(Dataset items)
________________________

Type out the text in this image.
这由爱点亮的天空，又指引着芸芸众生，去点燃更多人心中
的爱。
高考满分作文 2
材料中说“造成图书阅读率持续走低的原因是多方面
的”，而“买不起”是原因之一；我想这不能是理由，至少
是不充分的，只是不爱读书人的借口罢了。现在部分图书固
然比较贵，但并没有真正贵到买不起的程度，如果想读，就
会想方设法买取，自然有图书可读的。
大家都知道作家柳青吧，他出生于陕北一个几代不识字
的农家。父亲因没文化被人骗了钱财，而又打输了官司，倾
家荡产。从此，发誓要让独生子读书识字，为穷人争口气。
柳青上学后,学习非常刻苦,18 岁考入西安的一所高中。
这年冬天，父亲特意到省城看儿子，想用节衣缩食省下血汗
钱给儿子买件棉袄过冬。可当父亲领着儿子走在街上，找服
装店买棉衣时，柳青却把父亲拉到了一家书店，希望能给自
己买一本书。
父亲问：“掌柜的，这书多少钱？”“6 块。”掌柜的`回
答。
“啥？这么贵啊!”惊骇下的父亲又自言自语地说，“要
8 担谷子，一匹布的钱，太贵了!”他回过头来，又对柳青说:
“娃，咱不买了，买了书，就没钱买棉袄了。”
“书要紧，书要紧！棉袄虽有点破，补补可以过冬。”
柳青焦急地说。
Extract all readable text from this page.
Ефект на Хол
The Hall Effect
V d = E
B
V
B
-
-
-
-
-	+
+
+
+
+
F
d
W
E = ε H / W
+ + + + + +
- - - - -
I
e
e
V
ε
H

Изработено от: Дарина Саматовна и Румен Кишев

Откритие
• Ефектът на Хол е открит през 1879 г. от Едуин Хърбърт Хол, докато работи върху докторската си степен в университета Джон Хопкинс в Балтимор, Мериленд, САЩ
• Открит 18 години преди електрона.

________________________

**Exercise details:** All of the data must be returned exactly.

**Solved exercise:**
Type out the text in this image.
这由爱点亮的天空，又指引着芸芸众生，去点燃更多人心中
的爱。
高考满分作文 2
材料中说“造成图书阅读率持续走低的原因是多方面
的”，而“买不起”是原因之一；我想这不能是理由，至少
是不充分的，只是不爱读书人的借口罢了。现在部分图书固
然比较贵，但并没有真正贵到买不起的程度，如果想读，就
会想方设法买取，自然有图书可读的。
大家都知道作家柳青吧，他出生于陕北一个几代不识字
的农家。父亲因没文化被人骗了钱财，而又打输了官司，倾
家荡产。从此，发誓要让独生子读书识字，为穷人争口气。
柳青上学后,学习非常刻苦,18 岁考入西安的一所高中。
这年冬天，父亲特意到省城看儿子，想用节衣缩食省下血汗
钱给儿子买件棉袄过冬。可当父亲领着儿子走在街上，找服
装店买棉衣时，柳青却把父亲拉到了一家书店，希望能给自
己买一本书。
父亲问：“掌柜的，这书多少钱？”“6 块。”掌柜的`回
答。
“啥？这么贵啊!”惊骇下的父亲又自言自语地说，“要
8 担谷子，一匹布的钱，太贵了!”他回过头来，又对柳青说:
“娃，咱不买了，买了书，就没钱买棉袄了。”
“书要紧，书要紧！棉袄虽有点破，补补可以过冬。”
柳青焦急地说。
Extract all readable text from this page.
Ефект на Хол
The Hall Effect
V d = E
B
V
B
-
-
-
-
-	+
+
+
+
+
F
d
W
E = ε H / W
+ + + + + +
- - - - -
I
e
e
V
ε
H

Изработено от: Дарина Саматовна и Румен Кишев

Откритие
• Ефектът на Хол е открит през 1879 г. от Едуин Хърбърт Хол, докато работи върху докторската си степен в университета Джон Хопкинс в Балтимор, Мериленд, САЩ
• Открит 18 години преди електрона.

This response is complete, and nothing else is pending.